Data tied to figure images:
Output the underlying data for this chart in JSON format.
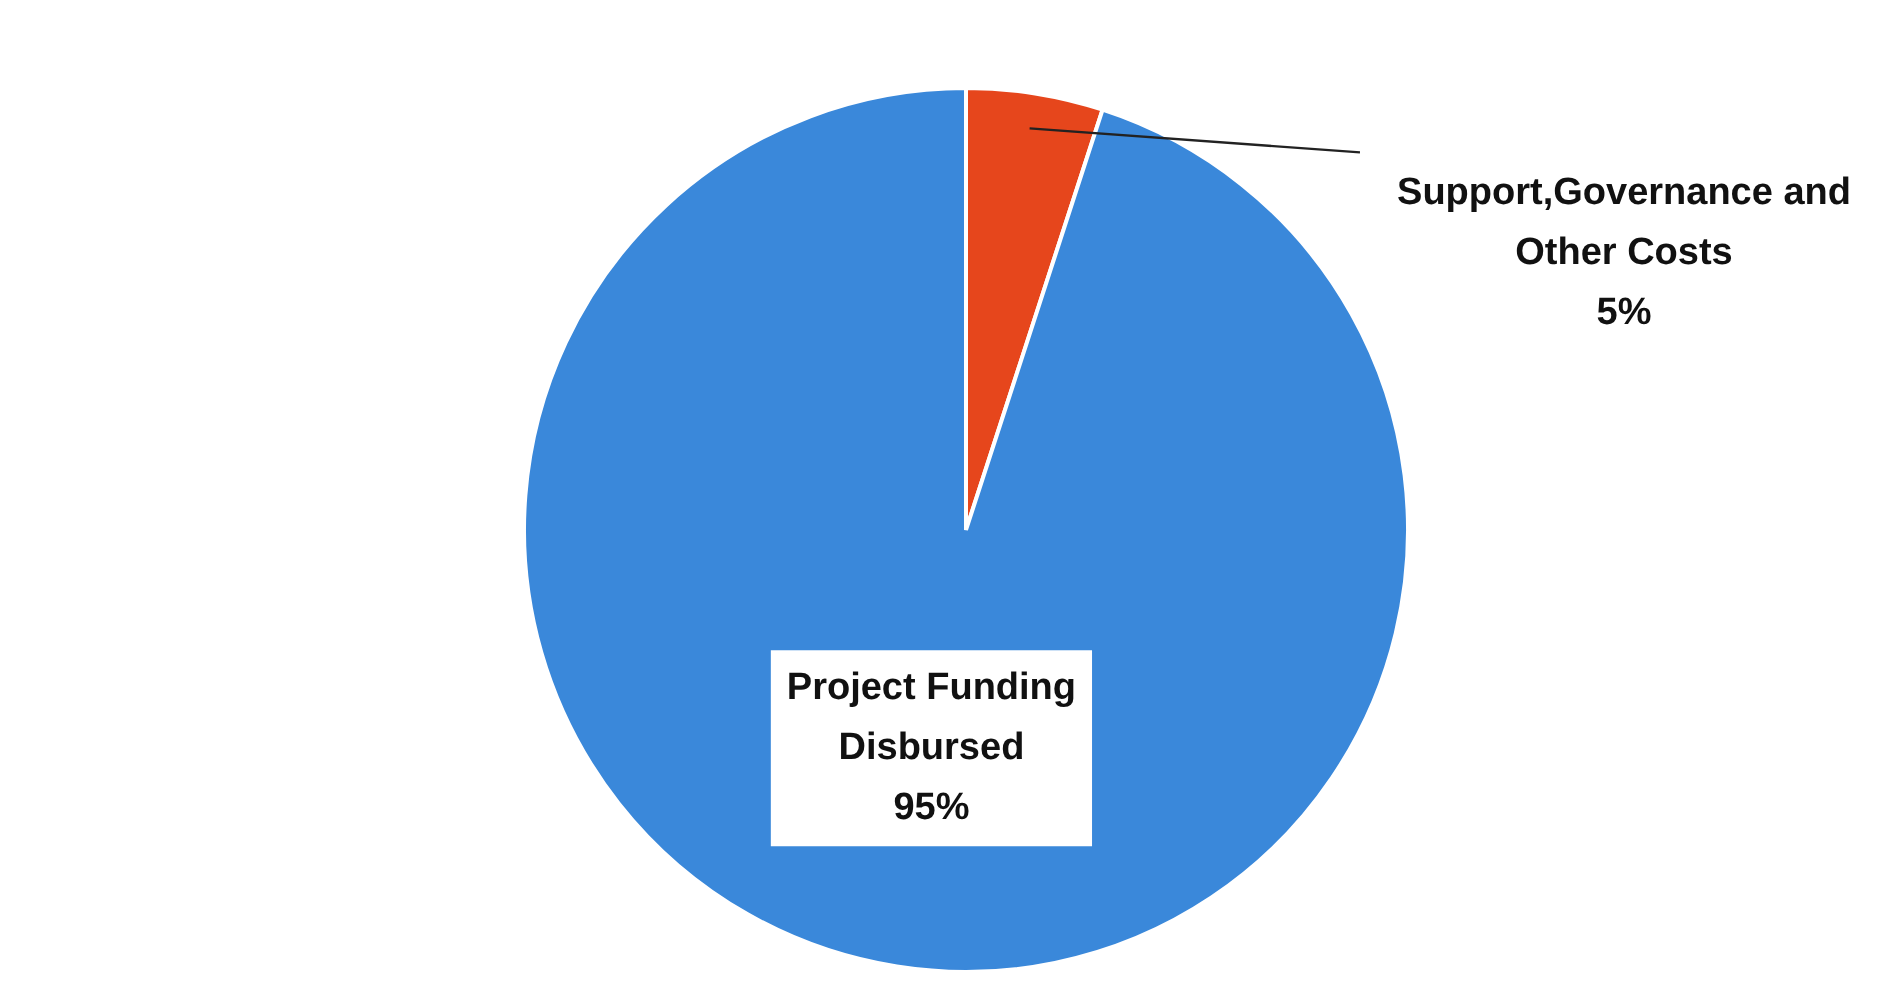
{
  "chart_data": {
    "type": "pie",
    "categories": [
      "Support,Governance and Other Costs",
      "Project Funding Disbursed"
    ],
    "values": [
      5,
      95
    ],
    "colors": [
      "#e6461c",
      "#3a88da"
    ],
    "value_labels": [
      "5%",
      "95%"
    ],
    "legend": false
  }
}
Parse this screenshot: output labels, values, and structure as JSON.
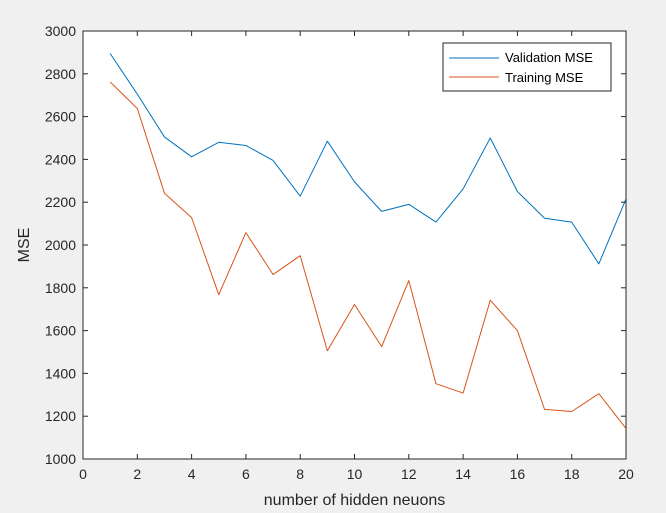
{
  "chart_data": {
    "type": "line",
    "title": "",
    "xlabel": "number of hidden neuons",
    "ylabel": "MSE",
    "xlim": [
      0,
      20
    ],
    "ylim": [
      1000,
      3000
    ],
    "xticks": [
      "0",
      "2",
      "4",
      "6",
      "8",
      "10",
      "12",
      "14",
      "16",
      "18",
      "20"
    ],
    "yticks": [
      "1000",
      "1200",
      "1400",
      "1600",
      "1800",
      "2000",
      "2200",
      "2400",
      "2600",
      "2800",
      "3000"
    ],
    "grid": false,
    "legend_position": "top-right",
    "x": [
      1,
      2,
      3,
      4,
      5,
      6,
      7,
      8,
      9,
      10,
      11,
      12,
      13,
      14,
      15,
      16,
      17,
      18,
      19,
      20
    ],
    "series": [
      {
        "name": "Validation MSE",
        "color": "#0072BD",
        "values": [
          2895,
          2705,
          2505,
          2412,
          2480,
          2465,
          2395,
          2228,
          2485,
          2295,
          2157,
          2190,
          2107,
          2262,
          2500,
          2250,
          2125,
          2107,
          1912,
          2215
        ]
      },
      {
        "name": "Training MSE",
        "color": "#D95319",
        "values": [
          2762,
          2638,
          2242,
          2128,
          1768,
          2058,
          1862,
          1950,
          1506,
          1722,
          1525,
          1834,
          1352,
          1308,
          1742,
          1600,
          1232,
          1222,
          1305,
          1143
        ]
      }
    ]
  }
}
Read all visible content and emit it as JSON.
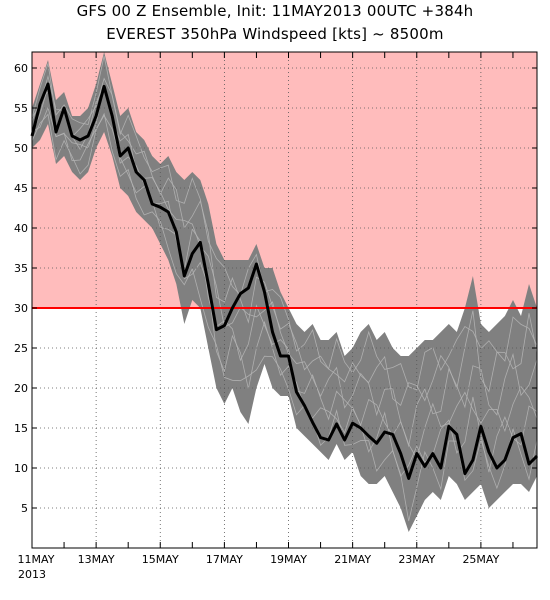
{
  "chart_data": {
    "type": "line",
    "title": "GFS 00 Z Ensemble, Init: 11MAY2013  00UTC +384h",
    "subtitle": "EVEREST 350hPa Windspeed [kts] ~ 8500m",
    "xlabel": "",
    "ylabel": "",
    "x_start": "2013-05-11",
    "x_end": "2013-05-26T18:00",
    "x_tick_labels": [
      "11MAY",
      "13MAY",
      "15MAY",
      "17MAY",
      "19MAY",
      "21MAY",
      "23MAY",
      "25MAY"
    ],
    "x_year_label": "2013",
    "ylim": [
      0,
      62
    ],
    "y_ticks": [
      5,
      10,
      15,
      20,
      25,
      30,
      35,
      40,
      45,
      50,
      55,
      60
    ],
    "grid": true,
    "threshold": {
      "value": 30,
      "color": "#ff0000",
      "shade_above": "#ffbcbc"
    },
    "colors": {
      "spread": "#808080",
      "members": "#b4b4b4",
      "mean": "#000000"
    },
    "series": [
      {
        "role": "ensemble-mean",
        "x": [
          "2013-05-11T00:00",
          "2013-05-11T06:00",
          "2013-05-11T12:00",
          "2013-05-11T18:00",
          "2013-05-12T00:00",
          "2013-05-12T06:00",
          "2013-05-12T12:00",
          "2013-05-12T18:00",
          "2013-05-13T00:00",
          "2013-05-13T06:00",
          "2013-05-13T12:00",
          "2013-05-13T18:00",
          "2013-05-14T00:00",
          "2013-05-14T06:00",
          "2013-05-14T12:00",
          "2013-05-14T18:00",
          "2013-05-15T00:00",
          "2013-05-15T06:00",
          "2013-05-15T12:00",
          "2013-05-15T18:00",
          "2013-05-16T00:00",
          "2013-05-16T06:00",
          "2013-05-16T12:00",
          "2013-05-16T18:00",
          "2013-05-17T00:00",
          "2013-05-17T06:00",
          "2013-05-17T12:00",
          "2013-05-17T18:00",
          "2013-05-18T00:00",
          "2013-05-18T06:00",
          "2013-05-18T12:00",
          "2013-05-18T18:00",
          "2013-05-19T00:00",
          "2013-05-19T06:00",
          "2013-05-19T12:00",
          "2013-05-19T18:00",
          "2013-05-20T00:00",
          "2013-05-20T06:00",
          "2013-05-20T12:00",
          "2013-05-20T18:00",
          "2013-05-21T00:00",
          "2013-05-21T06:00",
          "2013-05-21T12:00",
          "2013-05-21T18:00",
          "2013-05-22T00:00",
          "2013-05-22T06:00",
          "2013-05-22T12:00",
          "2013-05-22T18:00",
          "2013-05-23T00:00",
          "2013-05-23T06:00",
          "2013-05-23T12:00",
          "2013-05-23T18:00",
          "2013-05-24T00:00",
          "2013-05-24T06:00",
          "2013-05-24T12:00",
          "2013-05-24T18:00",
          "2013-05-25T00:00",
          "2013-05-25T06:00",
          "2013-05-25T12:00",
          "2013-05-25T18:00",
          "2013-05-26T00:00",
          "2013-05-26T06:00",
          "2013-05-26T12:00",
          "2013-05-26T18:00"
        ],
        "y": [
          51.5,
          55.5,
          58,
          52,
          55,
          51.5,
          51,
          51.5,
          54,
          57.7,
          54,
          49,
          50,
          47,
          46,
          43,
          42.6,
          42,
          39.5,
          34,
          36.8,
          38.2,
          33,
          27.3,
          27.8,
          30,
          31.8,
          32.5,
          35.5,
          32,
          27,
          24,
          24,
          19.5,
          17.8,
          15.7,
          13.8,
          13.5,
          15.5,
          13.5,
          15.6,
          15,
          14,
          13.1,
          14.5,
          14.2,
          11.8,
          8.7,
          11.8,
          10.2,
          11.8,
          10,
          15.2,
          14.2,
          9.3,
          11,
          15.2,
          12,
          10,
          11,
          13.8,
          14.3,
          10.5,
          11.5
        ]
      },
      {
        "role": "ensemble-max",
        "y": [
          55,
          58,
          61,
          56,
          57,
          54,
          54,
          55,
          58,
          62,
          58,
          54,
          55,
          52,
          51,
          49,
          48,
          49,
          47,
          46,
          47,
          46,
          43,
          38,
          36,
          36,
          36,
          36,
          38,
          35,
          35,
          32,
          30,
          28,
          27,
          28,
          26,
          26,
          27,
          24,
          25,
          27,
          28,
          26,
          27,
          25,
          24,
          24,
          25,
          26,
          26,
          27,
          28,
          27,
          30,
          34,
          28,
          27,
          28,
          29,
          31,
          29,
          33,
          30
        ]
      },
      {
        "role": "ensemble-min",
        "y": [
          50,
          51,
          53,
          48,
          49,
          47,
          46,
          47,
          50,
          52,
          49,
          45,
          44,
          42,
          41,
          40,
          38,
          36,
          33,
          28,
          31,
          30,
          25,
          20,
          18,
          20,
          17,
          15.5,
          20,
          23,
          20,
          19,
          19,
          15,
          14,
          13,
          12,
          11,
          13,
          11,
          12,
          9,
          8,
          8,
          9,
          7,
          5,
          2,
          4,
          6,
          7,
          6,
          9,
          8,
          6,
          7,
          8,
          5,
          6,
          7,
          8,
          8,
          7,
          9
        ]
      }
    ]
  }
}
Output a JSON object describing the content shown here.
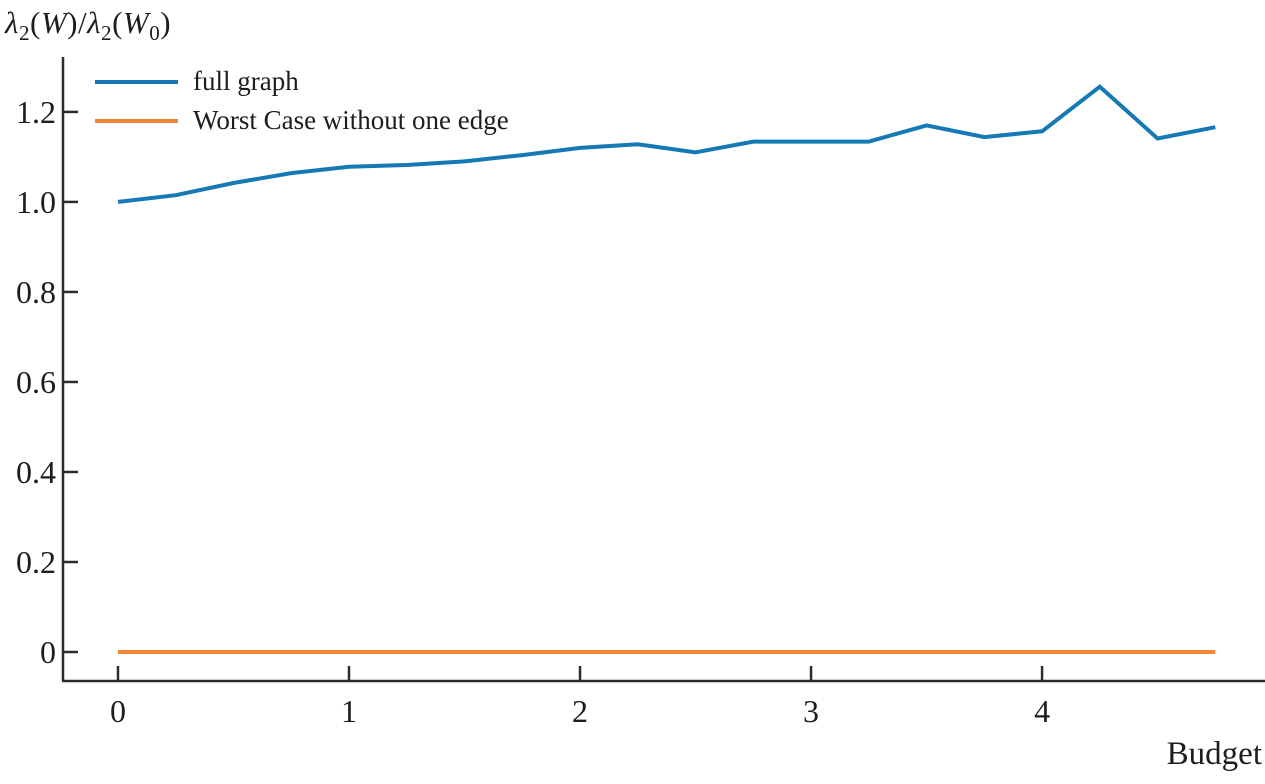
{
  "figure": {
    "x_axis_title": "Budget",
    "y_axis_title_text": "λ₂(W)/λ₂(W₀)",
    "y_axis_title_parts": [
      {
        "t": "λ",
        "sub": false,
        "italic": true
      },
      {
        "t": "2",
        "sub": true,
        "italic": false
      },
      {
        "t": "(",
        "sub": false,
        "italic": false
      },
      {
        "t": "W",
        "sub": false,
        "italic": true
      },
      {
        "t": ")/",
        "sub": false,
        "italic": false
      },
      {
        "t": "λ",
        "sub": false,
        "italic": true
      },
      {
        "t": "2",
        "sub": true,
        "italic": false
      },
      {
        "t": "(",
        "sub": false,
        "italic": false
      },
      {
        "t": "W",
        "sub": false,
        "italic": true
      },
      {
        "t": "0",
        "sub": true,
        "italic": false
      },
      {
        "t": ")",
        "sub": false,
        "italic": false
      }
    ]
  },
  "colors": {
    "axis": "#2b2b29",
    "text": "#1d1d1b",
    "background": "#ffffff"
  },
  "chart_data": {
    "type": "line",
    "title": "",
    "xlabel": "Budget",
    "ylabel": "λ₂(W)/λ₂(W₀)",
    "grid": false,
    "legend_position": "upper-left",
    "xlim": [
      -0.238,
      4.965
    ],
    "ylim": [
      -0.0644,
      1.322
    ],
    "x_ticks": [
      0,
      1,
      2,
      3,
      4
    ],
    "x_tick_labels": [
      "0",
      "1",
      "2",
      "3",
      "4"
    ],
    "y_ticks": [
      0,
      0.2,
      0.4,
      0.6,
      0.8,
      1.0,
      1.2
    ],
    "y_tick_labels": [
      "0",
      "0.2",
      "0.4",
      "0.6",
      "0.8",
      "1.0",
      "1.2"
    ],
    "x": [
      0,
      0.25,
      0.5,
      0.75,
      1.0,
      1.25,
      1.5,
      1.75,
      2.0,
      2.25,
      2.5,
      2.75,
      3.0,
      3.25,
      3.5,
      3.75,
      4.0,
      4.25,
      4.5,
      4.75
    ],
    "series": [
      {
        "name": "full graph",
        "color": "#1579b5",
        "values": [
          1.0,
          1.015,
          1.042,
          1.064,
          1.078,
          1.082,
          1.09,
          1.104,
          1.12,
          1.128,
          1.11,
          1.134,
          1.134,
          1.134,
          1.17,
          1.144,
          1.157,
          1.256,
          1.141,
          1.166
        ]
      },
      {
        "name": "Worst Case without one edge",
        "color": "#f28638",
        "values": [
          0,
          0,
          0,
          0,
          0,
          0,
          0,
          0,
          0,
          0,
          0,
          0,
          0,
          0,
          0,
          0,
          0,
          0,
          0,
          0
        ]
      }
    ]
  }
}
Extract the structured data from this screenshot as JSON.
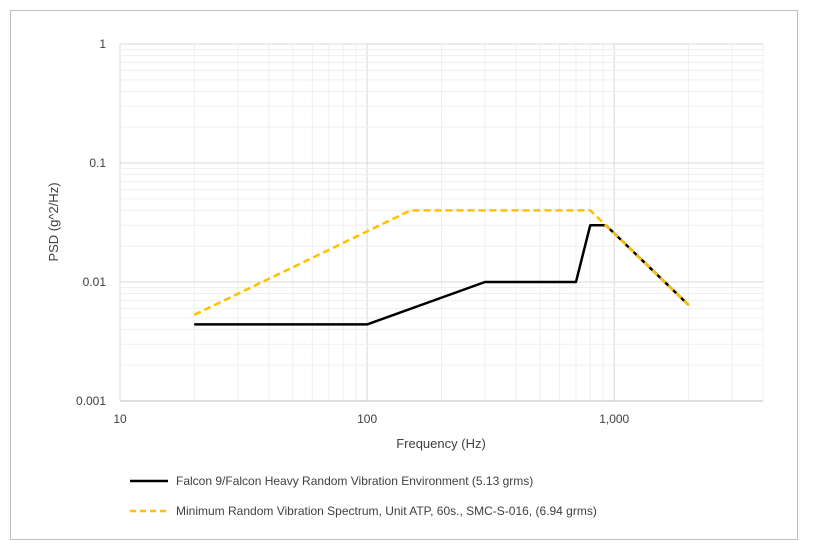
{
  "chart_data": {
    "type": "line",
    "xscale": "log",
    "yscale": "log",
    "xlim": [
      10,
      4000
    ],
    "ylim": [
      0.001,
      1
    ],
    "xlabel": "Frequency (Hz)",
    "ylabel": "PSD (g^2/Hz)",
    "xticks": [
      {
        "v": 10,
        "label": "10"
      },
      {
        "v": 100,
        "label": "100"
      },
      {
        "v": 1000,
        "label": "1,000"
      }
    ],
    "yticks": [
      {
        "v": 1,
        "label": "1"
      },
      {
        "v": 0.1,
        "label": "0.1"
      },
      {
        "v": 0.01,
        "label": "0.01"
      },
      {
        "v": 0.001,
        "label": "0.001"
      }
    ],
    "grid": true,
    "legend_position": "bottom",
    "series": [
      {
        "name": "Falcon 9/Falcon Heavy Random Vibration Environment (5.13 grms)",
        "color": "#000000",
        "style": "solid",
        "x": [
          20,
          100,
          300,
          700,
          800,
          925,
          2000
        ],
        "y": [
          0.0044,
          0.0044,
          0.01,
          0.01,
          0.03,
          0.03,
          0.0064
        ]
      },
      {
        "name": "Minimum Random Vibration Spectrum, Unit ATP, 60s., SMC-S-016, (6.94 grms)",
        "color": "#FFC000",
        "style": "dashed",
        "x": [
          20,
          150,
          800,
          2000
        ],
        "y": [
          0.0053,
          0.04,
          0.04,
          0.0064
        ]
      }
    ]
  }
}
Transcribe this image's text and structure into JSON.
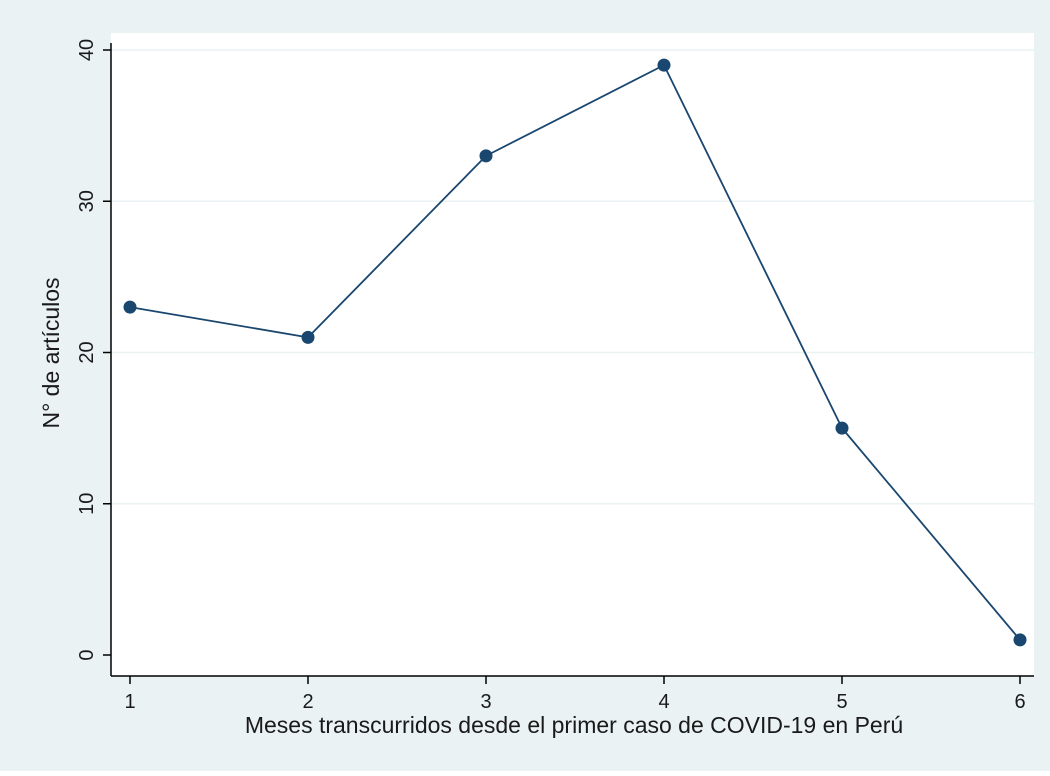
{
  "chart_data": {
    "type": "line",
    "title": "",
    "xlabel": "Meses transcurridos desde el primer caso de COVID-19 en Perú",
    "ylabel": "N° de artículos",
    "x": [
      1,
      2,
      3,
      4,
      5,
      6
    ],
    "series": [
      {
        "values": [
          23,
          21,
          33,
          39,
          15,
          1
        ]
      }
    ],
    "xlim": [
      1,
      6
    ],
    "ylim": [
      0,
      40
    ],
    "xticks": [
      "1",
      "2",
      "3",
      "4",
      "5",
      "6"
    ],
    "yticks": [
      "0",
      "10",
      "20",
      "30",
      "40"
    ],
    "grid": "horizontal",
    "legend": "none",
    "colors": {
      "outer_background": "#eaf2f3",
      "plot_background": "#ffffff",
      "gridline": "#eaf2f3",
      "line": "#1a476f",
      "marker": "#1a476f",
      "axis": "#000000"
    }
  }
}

● PROBLEM STATEMENT: Copy each line from the records above that includes the string "role".

● EXERCISE OUTPUT:
        "role": "ensemble-mean",
        "role": "ensemble-max",
        "role": "ensemble-min",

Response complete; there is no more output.